(Data records)
——
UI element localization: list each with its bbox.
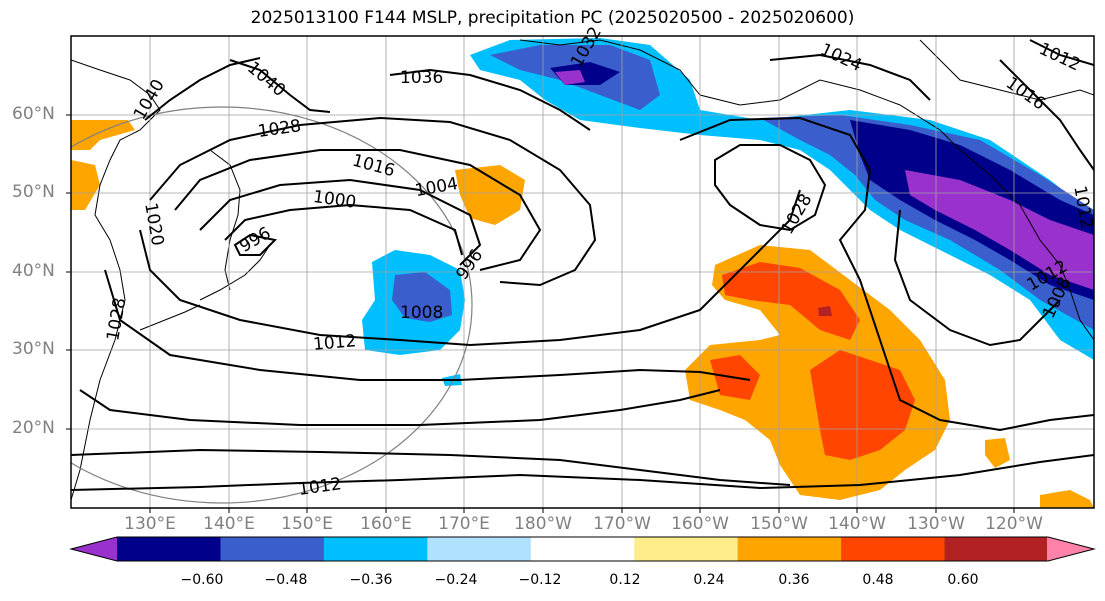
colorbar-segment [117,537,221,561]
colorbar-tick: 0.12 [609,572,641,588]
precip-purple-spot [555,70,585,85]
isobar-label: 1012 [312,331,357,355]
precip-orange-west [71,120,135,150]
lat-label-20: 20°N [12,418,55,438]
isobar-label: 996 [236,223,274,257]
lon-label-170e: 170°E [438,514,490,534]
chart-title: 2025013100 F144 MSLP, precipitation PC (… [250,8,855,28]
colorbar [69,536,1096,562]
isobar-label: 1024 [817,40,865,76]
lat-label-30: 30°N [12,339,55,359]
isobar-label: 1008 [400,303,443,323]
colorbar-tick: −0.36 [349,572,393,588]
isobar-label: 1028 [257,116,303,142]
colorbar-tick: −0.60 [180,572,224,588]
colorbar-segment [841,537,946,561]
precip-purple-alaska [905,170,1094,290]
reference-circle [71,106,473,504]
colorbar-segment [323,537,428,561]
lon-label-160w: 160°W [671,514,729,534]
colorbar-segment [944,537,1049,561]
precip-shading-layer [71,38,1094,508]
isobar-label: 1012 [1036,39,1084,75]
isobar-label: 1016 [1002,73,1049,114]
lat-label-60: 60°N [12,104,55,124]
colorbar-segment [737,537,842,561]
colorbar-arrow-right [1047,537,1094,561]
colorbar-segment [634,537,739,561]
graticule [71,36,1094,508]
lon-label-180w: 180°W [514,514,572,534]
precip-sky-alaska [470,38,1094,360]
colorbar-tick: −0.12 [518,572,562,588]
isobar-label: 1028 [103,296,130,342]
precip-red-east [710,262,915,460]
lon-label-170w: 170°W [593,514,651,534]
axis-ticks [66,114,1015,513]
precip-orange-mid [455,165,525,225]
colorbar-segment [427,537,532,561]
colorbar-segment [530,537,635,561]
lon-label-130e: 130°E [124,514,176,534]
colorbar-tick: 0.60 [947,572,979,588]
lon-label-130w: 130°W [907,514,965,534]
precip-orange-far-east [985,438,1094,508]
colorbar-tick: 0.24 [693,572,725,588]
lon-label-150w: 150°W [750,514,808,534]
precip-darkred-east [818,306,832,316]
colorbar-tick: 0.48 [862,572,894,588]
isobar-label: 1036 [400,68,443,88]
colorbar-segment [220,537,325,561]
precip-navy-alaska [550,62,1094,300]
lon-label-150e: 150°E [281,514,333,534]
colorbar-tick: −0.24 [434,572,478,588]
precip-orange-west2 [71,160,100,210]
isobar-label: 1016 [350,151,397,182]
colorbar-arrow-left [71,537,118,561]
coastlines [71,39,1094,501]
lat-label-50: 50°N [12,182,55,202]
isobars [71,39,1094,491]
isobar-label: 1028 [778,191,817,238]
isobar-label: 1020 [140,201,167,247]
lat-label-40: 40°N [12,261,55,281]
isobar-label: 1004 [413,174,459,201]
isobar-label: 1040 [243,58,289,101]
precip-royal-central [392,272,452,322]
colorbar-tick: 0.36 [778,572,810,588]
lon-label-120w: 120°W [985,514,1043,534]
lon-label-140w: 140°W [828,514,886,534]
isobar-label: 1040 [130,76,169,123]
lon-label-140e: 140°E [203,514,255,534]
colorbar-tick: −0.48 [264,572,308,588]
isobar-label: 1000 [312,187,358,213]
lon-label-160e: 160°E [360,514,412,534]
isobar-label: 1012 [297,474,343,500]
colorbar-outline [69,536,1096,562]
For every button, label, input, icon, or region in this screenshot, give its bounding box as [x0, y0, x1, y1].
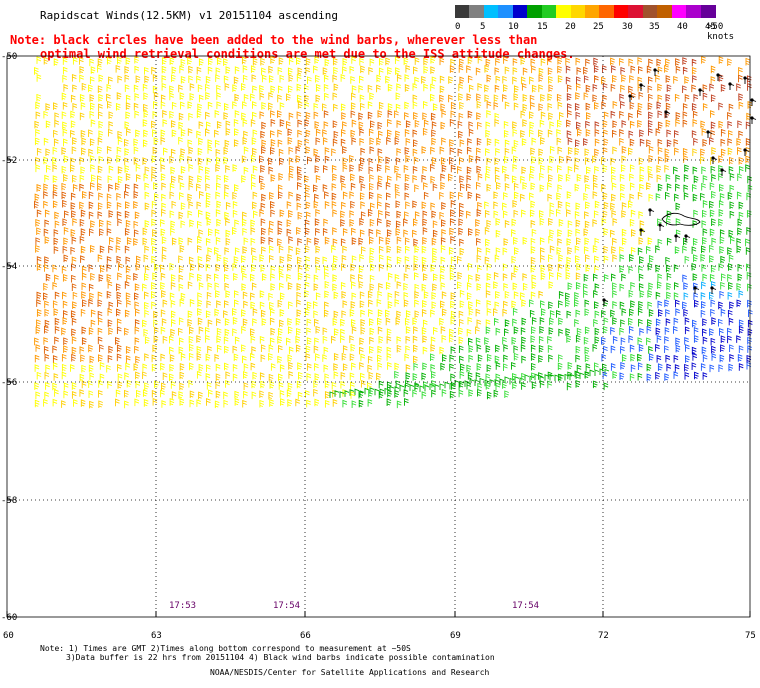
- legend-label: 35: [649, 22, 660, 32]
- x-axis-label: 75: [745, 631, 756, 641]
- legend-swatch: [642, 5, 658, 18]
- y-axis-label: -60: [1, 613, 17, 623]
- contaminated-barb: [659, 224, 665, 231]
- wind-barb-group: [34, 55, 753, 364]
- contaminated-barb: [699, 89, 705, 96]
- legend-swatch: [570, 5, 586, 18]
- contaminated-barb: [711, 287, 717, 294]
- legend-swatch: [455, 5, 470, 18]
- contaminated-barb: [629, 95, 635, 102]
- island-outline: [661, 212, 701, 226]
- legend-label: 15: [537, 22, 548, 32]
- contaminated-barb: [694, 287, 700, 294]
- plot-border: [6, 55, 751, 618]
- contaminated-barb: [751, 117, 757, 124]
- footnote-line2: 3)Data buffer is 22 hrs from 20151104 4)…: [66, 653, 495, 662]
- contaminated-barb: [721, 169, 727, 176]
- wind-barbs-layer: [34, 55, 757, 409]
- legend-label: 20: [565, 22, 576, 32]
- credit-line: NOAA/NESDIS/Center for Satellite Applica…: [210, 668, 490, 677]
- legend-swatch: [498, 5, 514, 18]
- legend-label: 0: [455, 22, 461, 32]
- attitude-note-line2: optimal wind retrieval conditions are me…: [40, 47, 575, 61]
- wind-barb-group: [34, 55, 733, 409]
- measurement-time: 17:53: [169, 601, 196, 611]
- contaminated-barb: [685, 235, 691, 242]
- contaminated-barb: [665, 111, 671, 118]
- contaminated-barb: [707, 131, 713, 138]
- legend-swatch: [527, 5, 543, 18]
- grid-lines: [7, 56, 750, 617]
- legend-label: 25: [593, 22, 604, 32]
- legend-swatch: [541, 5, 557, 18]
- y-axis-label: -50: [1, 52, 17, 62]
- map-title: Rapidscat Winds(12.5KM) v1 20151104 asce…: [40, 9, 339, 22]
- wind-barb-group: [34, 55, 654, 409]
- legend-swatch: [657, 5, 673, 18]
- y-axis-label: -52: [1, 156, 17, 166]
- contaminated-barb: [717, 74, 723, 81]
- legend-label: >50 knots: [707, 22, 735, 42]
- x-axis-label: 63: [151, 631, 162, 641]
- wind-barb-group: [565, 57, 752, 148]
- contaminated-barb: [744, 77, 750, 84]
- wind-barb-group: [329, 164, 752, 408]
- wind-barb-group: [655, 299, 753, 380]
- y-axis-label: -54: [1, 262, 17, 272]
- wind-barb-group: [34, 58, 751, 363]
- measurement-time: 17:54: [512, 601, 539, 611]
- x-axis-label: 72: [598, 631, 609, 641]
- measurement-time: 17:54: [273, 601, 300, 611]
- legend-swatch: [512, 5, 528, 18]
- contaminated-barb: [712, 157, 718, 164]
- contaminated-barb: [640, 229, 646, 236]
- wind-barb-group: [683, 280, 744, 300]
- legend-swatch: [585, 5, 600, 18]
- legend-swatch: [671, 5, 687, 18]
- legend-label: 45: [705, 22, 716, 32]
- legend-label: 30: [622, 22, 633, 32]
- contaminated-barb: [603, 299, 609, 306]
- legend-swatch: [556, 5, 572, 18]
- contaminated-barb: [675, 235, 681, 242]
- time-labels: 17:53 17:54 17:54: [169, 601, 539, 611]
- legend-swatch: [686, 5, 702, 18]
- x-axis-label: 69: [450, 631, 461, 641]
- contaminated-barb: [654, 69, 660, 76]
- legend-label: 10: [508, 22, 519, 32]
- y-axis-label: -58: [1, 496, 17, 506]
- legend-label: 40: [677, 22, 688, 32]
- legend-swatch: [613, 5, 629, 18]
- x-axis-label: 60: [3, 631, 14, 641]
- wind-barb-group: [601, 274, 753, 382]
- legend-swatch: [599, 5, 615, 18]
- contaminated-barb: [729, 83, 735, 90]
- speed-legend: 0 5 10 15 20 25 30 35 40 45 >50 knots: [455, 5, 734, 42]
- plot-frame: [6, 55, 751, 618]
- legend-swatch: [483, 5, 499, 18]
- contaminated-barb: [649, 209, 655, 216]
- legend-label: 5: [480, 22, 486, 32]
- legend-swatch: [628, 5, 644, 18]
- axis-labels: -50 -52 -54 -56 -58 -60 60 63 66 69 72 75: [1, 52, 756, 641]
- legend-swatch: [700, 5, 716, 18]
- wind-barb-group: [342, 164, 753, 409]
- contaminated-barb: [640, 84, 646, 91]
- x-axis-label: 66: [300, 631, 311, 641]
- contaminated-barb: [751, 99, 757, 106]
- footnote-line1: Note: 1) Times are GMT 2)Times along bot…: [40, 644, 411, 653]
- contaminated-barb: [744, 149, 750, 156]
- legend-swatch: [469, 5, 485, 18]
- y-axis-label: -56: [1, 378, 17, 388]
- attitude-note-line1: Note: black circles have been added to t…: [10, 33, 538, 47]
——
#### Job
Rewrite the stretch of the data from the line containing "- legend-label: 35: [649, 22, 660, 32]" through the line containing "- contaminated-barb: [694, 287, 700, 294]", replacing "legend-swatch" with "color-key" and leaving everything else unchanged.

#### Correct response
- legend-label: 35: [649, 22, 660, 32]
- x-axis-label: 75: [745, 631, 756, 641]
- color-key: [642, 5, 658, 18]
- y-axis-label: -60: [1, 613, 17, 623]
- contaminated-barb: [659, 224, 665, 231]
- wind-barb-group: [34, 55, 753, 364]
- contaminated-barb: [699, 89, 705, 96]
- color-key: [570, 5, 586, 18]
- contaminated-barb: [711, 287, 717, 294]
- color-key: [455, 5, 470, 18]
- contaminated-barb: [629, 95, 635, 102]
- island-outline: [661, 212, 701, 226]
- legend-label: 15: [537, 22, 548, 32]
- contaminated-barb: [694, 287, 700, 294]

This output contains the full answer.